Stored records:

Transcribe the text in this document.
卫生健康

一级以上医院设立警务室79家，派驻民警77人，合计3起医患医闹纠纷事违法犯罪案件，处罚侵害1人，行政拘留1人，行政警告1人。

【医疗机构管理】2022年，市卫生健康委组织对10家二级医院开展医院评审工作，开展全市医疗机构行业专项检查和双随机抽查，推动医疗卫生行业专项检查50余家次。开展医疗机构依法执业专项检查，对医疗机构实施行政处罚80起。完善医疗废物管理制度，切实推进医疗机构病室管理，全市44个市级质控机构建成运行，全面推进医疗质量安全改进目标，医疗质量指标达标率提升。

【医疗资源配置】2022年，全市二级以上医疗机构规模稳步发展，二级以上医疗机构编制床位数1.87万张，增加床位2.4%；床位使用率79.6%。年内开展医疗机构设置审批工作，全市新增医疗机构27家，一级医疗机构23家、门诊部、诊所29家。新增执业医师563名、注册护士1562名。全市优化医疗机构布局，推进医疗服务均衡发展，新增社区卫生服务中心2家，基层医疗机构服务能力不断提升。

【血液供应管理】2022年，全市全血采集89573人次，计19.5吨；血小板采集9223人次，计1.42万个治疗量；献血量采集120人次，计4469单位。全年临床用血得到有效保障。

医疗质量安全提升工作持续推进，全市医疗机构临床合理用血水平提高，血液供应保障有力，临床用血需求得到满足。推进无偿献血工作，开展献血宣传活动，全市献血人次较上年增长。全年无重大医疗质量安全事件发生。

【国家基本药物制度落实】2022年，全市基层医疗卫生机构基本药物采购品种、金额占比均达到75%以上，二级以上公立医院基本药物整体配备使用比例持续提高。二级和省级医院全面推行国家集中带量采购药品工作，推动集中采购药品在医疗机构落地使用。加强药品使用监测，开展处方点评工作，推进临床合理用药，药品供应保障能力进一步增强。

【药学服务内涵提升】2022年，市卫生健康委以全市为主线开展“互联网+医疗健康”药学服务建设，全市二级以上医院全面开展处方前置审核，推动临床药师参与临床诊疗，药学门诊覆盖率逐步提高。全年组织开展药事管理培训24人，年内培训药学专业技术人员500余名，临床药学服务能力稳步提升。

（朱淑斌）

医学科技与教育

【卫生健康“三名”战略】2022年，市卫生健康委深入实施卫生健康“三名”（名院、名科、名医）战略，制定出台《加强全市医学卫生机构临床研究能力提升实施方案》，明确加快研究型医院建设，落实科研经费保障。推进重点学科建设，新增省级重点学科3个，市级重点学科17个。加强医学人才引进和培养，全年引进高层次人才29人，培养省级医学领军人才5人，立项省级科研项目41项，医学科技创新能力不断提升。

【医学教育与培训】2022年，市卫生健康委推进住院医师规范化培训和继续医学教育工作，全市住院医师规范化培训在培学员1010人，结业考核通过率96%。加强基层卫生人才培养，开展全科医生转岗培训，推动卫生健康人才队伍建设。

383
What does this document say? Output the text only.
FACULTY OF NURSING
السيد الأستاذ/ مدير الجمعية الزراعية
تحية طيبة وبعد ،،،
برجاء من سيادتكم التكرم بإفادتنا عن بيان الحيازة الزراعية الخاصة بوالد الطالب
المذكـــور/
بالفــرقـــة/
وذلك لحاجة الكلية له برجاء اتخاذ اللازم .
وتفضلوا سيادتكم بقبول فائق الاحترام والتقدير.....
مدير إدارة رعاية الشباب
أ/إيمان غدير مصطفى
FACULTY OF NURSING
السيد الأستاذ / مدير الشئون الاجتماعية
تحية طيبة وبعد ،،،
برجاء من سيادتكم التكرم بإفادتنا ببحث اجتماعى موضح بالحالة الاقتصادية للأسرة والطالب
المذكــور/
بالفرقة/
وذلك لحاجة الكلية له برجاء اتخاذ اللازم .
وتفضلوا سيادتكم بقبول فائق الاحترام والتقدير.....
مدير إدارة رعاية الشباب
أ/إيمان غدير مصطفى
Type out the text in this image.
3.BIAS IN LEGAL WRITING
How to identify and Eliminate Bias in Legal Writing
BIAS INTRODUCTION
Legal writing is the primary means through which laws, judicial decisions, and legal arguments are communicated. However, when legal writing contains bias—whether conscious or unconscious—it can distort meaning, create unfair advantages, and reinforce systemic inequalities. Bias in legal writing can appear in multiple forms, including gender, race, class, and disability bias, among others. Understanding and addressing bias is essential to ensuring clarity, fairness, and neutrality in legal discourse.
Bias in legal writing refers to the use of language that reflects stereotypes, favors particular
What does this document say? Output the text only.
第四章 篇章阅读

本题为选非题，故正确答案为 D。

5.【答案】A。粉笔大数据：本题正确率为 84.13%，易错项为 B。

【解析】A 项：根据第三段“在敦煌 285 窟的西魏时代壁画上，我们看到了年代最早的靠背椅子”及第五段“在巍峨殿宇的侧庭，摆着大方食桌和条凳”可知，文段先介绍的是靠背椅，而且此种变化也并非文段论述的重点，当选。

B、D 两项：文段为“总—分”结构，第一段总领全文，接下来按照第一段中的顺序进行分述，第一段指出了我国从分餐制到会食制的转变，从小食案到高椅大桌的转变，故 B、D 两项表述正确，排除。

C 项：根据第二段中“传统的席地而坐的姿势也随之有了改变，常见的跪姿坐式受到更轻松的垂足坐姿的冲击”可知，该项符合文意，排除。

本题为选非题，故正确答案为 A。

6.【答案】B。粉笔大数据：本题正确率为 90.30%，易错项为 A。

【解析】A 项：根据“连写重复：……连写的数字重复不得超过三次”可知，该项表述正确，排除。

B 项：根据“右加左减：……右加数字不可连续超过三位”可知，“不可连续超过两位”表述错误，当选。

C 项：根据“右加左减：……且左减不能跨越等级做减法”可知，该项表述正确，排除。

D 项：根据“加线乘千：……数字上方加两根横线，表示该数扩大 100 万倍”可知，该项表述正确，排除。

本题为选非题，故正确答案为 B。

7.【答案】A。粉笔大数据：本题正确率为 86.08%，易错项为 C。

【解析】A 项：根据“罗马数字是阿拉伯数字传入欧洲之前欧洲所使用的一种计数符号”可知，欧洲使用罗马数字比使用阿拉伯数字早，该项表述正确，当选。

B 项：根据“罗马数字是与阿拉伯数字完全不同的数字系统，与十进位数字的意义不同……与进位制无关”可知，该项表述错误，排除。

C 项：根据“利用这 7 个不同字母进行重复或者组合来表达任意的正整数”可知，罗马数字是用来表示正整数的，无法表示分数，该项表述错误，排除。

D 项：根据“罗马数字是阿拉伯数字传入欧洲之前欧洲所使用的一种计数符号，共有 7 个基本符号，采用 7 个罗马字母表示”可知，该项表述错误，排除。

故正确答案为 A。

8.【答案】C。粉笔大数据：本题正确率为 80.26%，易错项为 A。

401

__Aim of the exercise__. Quote the data in full, keeping each word unchanged.

__Problem solution__.
Transcribe the text in this document.
卫生健康

一级以上医院设立警务室79家，派驻民警77人，合计3起医患医闹纠纷事违法犯罪案件，处罚侵害1人，行政拘留1人，行政警告1人。

【医疗机构管理】2022年，市卫生健康委组织对10家二级医院开展医院评审工作，开展全市医疗机构行业专项检查和双随机抽查，推动医疗卫生行业专项检查50余家次。开展医疗机构依法执业专项检查，对医疗机构实施行政处罚80起。完善医疗废物管理制度，切实推进医疗机构病室管理，全市44个市级质控机构建成运行，全面推进医疗质量安全改进目标，医疗质量指标达标率提升。

【医疗资源配置】2022年，全市二级以上医疗机构规模稳步发展，二级以上医疗机构编制床位数1.87万张，增加床位2.4%；床位使用率79.6%。年内开展医疗机构设置审批工作，全市新增医疗机构27家，一级医疗机构23家、门诊部、诊所29家。新增执业医师563名、注册护士1562名。全市优化医疗机构布局，推进医疗服务均衡发展，新增社区卫生服务中心2家，基层医疗机构服务能力不断提升。

【血液供应管理】2022年，全市全血采集89573人次，计19.5吨；血小板采集9223人次，计1.42万个治疗量；献血量采集120人次，计4469单位。全年临床用血得到有效保障。

医疗质量安全提升工作持续推进，全市医疗机构临床合理用血水平提高，血液供应保障有力，临床用血需求得到满足。推进无偿献血工作，开展献血宣传活动，全市献血人次较上年增长。全年无重大医疗质量安全事件发生。

【国家基本药物制度落实】2022年，全市基层医疗卫生机构基本药物采购品种、金额占比均达到75%以上，二级以上公立医院基本药物整体配备使用比例持续提高。二级和省级医院全面推行国家集中带量采购药品工作，推动集中采购药品在医疗机构落地使用。加强药品使用监测，开展处方点评工作，推进临床合理用药，药品供应保障能力进一步增强。

【药学服务内涵提升】2022年，市卫生健康委以全市为主线开展“互联网+医疗健康”药学服务建设，全市二级以上医院全面开展处方前置审核，推动临床药师参与临床诊疗，药学门诊覆盖率逐步提高。全年组织开展药事管理培训24人，年内培训药学专业技术人员500余名，临床药学服务能力稳步提升。

（朱淑斌）

医学科技与教育

【卫生健康“三名”战略】2022年，市卫生健康委深入实施卫生健康“三名”（名院、名科、名医）战略，制定出台《加强全市医学卫生机构临床研究能力提升实施方案》，明确加快研究型医院建设，落实科研经费保障。推进重点学科建设，新增省级重点学科3个，市级重点学科17个。加强医学人才引进和培养，全年引进高层次人才29人，培养省级医学领军人才5人，立项省级科研项目41项，医学科技创新能力不断提升。

【医学教育与培训】2022年，市卫生健康委推进住院医师规范化培训和继续医学教育工作，全市住院医师规范化培训在培学员1010人，结业考核通过率96%。加强基层卫生人才培养，开展全科医生转岗培训，推动卫生健康人才队伍建设。

383
What does this document say? Output the text only.
FACULTY OF NURSING
السيد الأستاذ/ مدير الجمعية الزراعية
تحية طيبة وبعد ،،،
برجاء من سيادتكم التكرم بإفادتنا عن بيان الحيازة الزراعية الخاصة بوالد الطالب
المذكـــور/
بالفــرقـــة/
وذلك لحاجة الكلية له برجاء اتخاذ اللازم .
وتفضلوا سيادتكم بقبول فائق الاحترام والتقدير.....
مدير إدارة رعاية الشباب
أ/إيمان غدير مصطفى
FACULTY OF NURSING
السيد الأستاذ / مدير الشئون الاجتماعية
تحية طيبة وبعد ،،،
برجاء من سيادتكم التكرم بإفادتنا ببحث اجتماعى موضح بالحالة الاقتصادية للأسرة والطالب
المذكــور/
بالفرقة/
وذلك لحاجة الكلية له برجاء اتخاذ اللازم .
وتفضلوا سيادتكم بقبول فائق الاحترام والتقدير.....
مدير إدارة رعاية الشباب
أ/إيمان غدير مصطفى
Type out the text in this image.
3.BIAS IN LEGAL WRITING
How to identify and Eliminate Bias in Legal Writing
BIAS INTRODUCTION
Legal writing is the primary means through which laws, judicial decisions, and legal arguments are communicated. However, when legal writing contains bias—whether conscious or unconscious—it can distort meaning, create unfair advantages, and reinforce systemic inequalities. Bias in legal writing can appear in multiple forms, including gender, race, class, and disability bias, among others. Understanding and addressing bias is essential to ensuring clarity, fairness, and neutrality in legal discourse.
Bias in legal writing refers to the use of language that reflects stereotypes, favors particular
What does this document say? Output the text only.
第四章 篇章阅读

本题为选非题，故正确答案为 D。

5.【答案】A。粉笔大数据：本题正确率为 84.13%，易错项为 B。

【解析】A 项：根据第三段“在敦煌 285 窟的西魏时代壁画上，我们看到了年代最早的靠背椅子”及第五段“在巍峨殿宇的侧庭，摆着大方食桌和条凳”可知，文段先介绍的是靠背椅，而且此种变化也并非文段论述的重点，当选。

B、D 两项：文段为“总—分”结构，第一段总领全文，接下来按照第一段中的顺序进行分述，第一段指出了我国从分餐制到会食制的转变，从小食案到高椅大桌的转变，故 B、D 两项表述正确，排除。

C 项：根据第二段中“传统的席地而坐的姿势也随之有了改变，常见的跪姿坐式受到更轻松的垂足坐姿的冲击”可知，该项符合文意，排除。

本题为选非题，故正确答案为 A。

6.【答案】B。粉笔大数据：本题正确率为 90.30%，易错项为 A。

【解析】A 项：根据“连写重复：……连写的数字重复不得超过三次”可知，该项表述正确，排除。

B 项：根据“右加左减：……右加数字不可连续超过三位”可知，“不可连续超过两位”表述错误，当选。

C 项：根据“右加左减：……且左减不能跨越等级做减法”可知，该项表述正确，排除。

D 项：根据“加线乘千：……数字上方加两根横线，表示该数扩大 100 万倍”可知，该项表述正确，排除。

本题为选非题，故正确答案为 B。

7.【答案】A。粉笔大数据：本题正确率为 86.08%，易错项为 C。

【解析】A 项：根据“罗马数字是阿拉伯数字传入欧洲之前欧洲所使用的一种计数符号”可知，欧洲使用罗马数字比使用阿拉伯数字早，该项表述正确，当选。

B 项：根据“罗马数字是与阿拉伯数字完全不同的数字系统，与十进位数字的意义不同……与进位制无关”可知，该项表述错误，排除。

C 项：根据“利用这 7 个不同字母进行重复或者组合来表达任意的正整数”可知，罗马数字是用来表示正整数的，无法表示分数，该项表述错误，排除。

D 项：根据“罗马数字是阿拉伯数字传入欧洲之前欧洲所使用的一种计数符号，共有 7 个基本符号，采用 7 个罗马字母表示”可知，该项表述错误，排除。

故正确答案为 A。

8.【答案】C。粉笔大数据：本题正确率为 80.26%，易错项为 A。

401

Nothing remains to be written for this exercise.